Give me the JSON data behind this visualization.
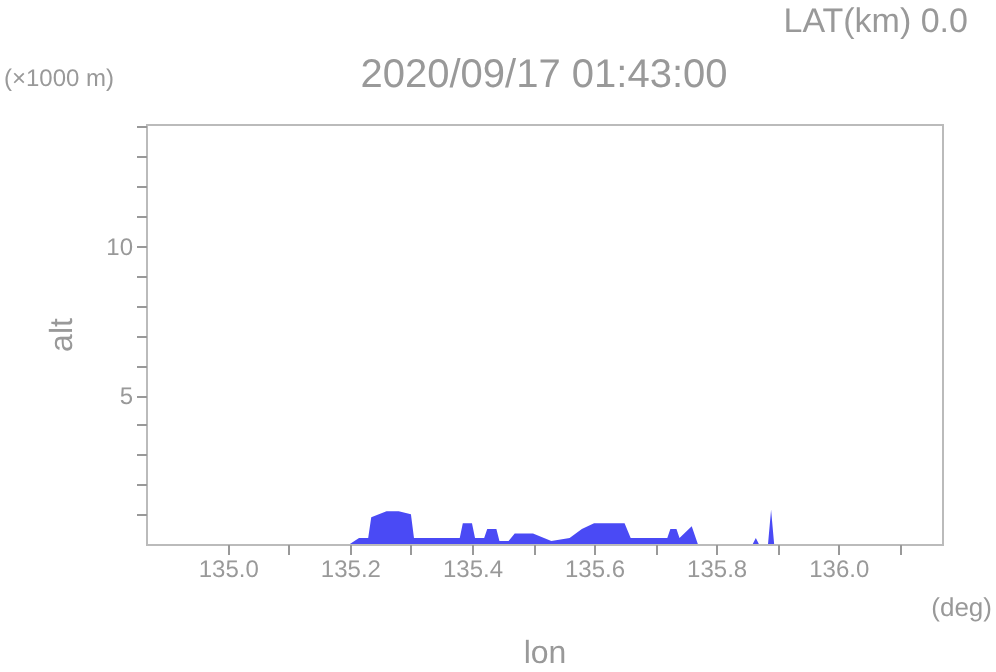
{
  "chart_data": {
    "type": "area",
    "title": "2020/09/17 01:43:00",
    "xlabel": "lon",
    "ylabel": "alt",
    "annotations": [
      "LAT(km) 0.0",
      "(×1000 m)",
      "(deg)"
    ],
    "x": [
      135.2,
      135.215,
      135.23,
      135.235,
      135.26,
      135.28,
      135.3,
      135.305,
      135.38,
      135.385,
      135.4,
      135.405,
      135.42,
      135.425,
      135.44,
      135.445,
      135.46,
      135.47,
      135.5,
      135.53,
      135.56,
      135.58,
      135.6,
      135.65,
      135.66,
      135.72,
      135.725,
      135.735,
      135.74,
      135.76,
      135.77,
      135.86,
      135.865,
      135.87,
      135.885,
      135.89,
      135.895
    ],
    "series": [
      {
        "color": "#4a4af5",
        "values": [
          0,
          0.2,
          0.2,
          0.9,
          1.1,
          1.1,
          1.0,
          0.2,
          0.2,
          0.7,
          0.7,
          0.2,
          0.2,
          0.5,
          0.5,
          0.1,
          0.1,
          0.35,
          0.35,
          0.1,
          0.2,
          0.5,
          0.7,
          0.7,
          0.2,
          0.2,
          0.5,
          0.5,
          0.2,
          0.6,
          0,
          0,
          0.2,
          0,
          0,
          1.15,
          0
        ]
      }
    ],
    "xlim": [
      134.866,
      136.17
    ],
    "xticks": [
      {
        "value": 135.0,
        "label": "135.0"
      },
      {
        "value": 135.1,
        "label": null
      },
      {
        "value": 135.2,
        "label": "135.2"
      },
      {
        "value": 135.3,
        "label": null
      },
      {
        "value": 135.4,
        "label": "135.4"
      },
      {
        "value": 135.5,
        "label": null
      },
      {
        "value": 135.6,
        "label": "135.6"
      },
      {
        "value": 135.7,
        "label": null
      },
      {
        "value": 135.8,
        "label": "135.8"
      },
      {
        "value": 135.9,
        "label": null
      },
      {
        "value": 136.0,
        "label": "136.0"
      },
      {
        "value": 136.1,
        "label": null
      }
    ],
    "ylim": [
      0,
      14.1
    ],
    "yticks": [
      {
        "value": 1,
        "label": null
      },
      {
        "value": 2,
        "label": null
      },
      {
        "value": 3,
        "label": null
      },
      {
        "value": 4,
        "label": null
      },
      5,
      {
        "value": 6,
        "label": null
      },
      {
        "value": 7,
        "label": null
      },
      {
        "value": 8,
        "label": null
      },
      {
        "value": 9,
        "label": null
      },
      10,
      {
        "value": 11,
        "label": null
      },
      {
        "value": 12,
        "label": null
      },
      {
        "value": 13,
        "label": null
      },
      {
        "value": 14,
        "label": null
      }
    ],
    "grid": false
  }
}
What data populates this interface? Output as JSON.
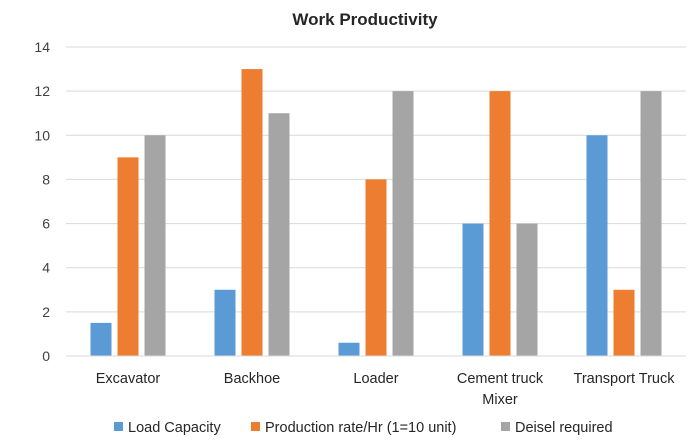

========

» To do:
Give every line above again exactly, with no pictures.

» Solved exercise:
Give me the JSON data behind this visualization.
{
  "chart_data": {
    "type": "area",
    "title": "2020/09/17 01:43:00",
    "xlabel": "lon",
    "ylabel": "alt",
    "annotations": [
      "LAT(km) 0.0",
      "(×1000 m)",
      "(deg)"
    ],
    "x": [
      135.2,
      135.215,
      135.23,
      135.235,
      135.26,
      135.28,
      135.3,
      135.305,
      135.38,
      135.385,
      135.4,
      135.405,
      135.42,
      135.425,
      135.44,
      135.445,
      135.46,
      135.47,
      135.5,
      135.53,
      135.56,
      135.58,
      135.6,
      135.65,
      135.66,
      135.72,
      135.725,
      135.735,
      135.74,
      135.76,
      135.77,
      135.86,
      135.865,
      135.87,
      135.885,
      135.89,
      135.895
    ],
    "series": [
      {
        "color": "#4a4af5",
        "values": [
          0,
          0.2,
          0.2,
          0.9,
          1.1,
          1.1,
          1.0,
          0.2,
          0.2,
          0.7,
          0.7,
          0.2,
          0.2,
          0.5,
          0.5,
          0.1,
          0.1,
          0.35,
          0.35,
          0.1,
          0.2,
          0.5,
          0.7,
          0.7,
          0.2,
          0.2,
          0.5,
          0.5,
          0.2,
          0.6,
          0,
          0,
          0.2,
          0,
          0,
          1.15,
          0
        ]
      }
    ],
    "xlim": [
      134.866,
      136.17
    ],
    "xticks": [
      {
        "value": 135.0,
        "label": "135.0"
      },
      {
        "value": 135.1,
        "label": null
      },
      {
        "value": 135.2,
        "label": "135.2"
      },
      {
        "value": 135.3,
        "label": null
      },
      {
        "value": 135.4,
        "label": "135.4"
      },
      {
        "value": 135.5,
        "label": null
      },
      {
        "value": 135.6,
        "label": "135.6"
      },
      {
        "value": 135.7,
        "label": null
      },
      {
        "value": 135.8,
        "label": "135.8"
      },
      {
        "value": 135.9,
        "label": null
      },
      {
        "value": 136.0,
        "label": "136.0"
      },
      {
        "value": 136.1,
        "label": null
      }
    ],
    "ylim": [
      0,
      14.1
    ],
    "yticks": [
      {
        "value": 1,
        "label": null
      },
      {
        "value": 2,
        "label": null
      },
      {
        "value": 3,
        "label": null
      },
      {
        "value": 4,
        "label": null
      },
      5,
      {
        "value": 6,
        "label": null
      },
      {
        "value": 7,
        "label": null
      },
      {
        "value": 8,
        "label": null
      },
      {
        "value": 9,
        "label": null
      },
      10,
      {
        "value": 11,
        "label": null
      },
      {
        "value": 12,
        "label": null
      },
      {
        "value": 13,
        "label": null
      },
      {
        "value": 14,
        "label": null
      }
    ],
    "grid": false
  }
}
What data populates this interface? Output as JSON.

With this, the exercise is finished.